[Figure contents as structured data]

━━━━━━━━━━━━━━━━━━━━━━━━━━━━━━

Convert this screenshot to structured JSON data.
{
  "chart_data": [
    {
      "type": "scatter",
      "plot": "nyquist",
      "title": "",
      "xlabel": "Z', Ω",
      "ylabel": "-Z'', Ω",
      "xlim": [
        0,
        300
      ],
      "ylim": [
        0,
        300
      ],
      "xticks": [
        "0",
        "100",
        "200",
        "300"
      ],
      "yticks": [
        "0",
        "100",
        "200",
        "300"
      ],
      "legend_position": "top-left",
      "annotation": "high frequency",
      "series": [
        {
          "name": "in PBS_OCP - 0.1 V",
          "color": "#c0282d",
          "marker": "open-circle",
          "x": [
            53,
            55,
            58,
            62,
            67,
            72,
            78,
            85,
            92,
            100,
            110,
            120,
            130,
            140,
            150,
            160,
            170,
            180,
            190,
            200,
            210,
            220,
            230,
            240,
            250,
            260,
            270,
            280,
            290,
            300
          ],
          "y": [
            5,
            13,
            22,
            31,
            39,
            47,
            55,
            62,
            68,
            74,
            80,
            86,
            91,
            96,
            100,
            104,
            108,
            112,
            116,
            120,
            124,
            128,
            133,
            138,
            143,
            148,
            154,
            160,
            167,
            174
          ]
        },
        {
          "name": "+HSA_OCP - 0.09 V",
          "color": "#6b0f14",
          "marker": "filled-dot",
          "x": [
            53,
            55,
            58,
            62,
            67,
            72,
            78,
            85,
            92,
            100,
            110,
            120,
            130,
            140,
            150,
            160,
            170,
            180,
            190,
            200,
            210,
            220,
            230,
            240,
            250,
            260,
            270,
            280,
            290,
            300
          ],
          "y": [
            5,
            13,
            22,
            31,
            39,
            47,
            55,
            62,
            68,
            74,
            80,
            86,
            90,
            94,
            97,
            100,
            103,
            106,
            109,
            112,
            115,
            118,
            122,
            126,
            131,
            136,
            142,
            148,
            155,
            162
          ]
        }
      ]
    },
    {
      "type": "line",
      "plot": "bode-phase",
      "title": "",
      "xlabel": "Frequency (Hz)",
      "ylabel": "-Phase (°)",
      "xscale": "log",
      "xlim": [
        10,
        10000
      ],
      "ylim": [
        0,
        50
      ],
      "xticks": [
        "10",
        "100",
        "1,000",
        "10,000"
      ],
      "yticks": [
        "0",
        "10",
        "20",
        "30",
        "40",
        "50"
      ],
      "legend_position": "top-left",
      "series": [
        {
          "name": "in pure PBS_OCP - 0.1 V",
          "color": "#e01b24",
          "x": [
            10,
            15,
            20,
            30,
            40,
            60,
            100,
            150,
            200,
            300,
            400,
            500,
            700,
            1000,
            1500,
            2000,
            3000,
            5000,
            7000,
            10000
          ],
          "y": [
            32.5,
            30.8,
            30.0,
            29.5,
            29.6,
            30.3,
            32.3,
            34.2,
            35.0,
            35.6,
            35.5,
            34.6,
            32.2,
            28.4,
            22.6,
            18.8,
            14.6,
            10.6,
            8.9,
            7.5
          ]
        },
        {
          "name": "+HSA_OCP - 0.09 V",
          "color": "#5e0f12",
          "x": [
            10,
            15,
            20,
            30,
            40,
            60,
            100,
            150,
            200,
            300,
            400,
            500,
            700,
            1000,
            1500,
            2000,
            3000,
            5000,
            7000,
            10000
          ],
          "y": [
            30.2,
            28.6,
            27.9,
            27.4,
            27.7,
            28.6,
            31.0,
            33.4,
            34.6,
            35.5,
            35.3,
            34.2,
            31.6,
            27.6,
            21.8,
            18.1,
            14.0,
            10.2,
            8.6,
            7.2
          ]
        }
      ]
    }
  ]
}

━━━━━━━━━━━━━━━━━━━━━━━━━━━━━━

→ **AIM OF THE TASK**: Without leaving anything out, give the entries again exactly.

→ **TASK ANSWER**:
Convert this screenshot to structured JSON data.
{
  "chart_data": [
    {
      "type": "scatter",
      "plot": "nyquist",
      "title": "",
      "xlabel": "Z', Ω",
      "ylabel": "-Z'', Ω",
      "xlim": [
        0,
        300
      ],
      "ylim": [
        0,
        300
      ],
      "xticks": [
        "0",
        "100",
        "200",
        "300"
      ],
      "yticks": [
        "0",
        "100",
        "200",
        "300"
      ],
      "legend_position": "top-left",
      "annotation": "high frequency",
      "series": [
        {
          "name": "in PBS_OCP - 0.1 V",
          "color": "#c0282d",
          "marker": "open-circle",
          "x": [
            53,
            55,
            58,
            62,
            67,
            72,
            78,
            85,
            92,
            100,
            110,
            120,
            130,
            140,
            150,
            160,
            170,
            180,
            190,
            200,
            210,
            220,
            230,
            240,
            250,
            260,
            270,
            280,
            290,
            300
          ],
          "y": [
            5,
            13,
            22,
            31,
            39,
            47,
            55,
            62,
            68,
            74,
            80,
            86,
            91,
            96,
            100,
            104,
            108,
            112,
            116,
            120,
            124,
            128,
            133,
            138,
            143,
            148,
            154,
            160,
            167,
            174
          ]
        },
        {
          "name": "+HSA_OCP - 0.09 V",
          "color": "#6b0f14",
          "marker": "filled-dot",
          "x": [
            53,
            55,
            58,
            62,
            67,
            72,
            78,
            85,
            92,
            100,
            110,
            120,
            130,
            140,
            150,
            160,
            170,
            180,
            190,
            200,
            210,
            220,
            230,
            240,
            250,
            260,
            270,
            280,
            290,
            300
          ],
          "y": [
            5,
            13,
            22,
            31,
            39,
            47,
            55,
            62,
            68,
            74,
            80,
            86,
            90,
            94,
            97,
            100,
            103,
            106,
            109,
            112,
            115,
            118,
            122,
            126,
            131,
            136,
            142,
            148,
            155,
            162
          ]
        }
      ]
    },
    {
      "type": "line",
      "plot": "bode-phase",
      "title": "",
      "xlabel": "Frequency (Hz)",
      "ylabel": "-Phase (°)",
      "xscale": "log",
      "xlim": [
        10,
        10000
      ],
      "ylim": [
        0,
        50
      ],
      "xticks": [
        "10",
        "100",
        "1,000",
        "10,000"
      ],
      "yticks": [
        "0",
        "10",
        "20",
        "30",
        "40",
        "50"
      ],
      "legend_position": "top-left",
      "series": [
        {
          "name": "in pure PBS_OCP - 0.1 V",
          "color": "#e01b24",
          "x": [
            10,
            15,
            20,
            30,
            40,
            60,
            100,
            150,
            200,
            300,
            400,
            500,
            700,
            1000,
            1500,
            2000,
            3000,
            5000,
            7000,
            10000
          ],
          "y": [
            32.5,
            30.8,
            30.0,
            29.5,
            29.6,
            30.3,
            32.3,
            34.2,
            35.0,
            35.6,
            35.5,
            34.6,
            32.2,
            28.4,
            22.6,
            18.8,
            14.6,
            10.6,
            8.9,
            7.5
          ]
        },
        {
          "name": "+HSA_OCP - 0.09 V",
          "color": "#5e0f12",
          "x": [
            10,
            15,
            20,
            30,
            40,
            60,
            100,
            150,
            200,
            300,
            400,
            500,
            700,
            1000,
            1500,
            2000,
            3000,
            5000,
            7000,
            10000
          ],
          "y": [
            30.2,
            28.6,
            27.9,
            27.4,
            27.7,
            28.6,
            31.0,
            33.4,
            34.6,
            35.5,
            35.3,
            34.2,
            31.6,
            27.6,
            21.8,
            18.1,
            14.0,
            10.2,
            8.6,
            7.2
          ]
        }
      ]
    }
  ]
}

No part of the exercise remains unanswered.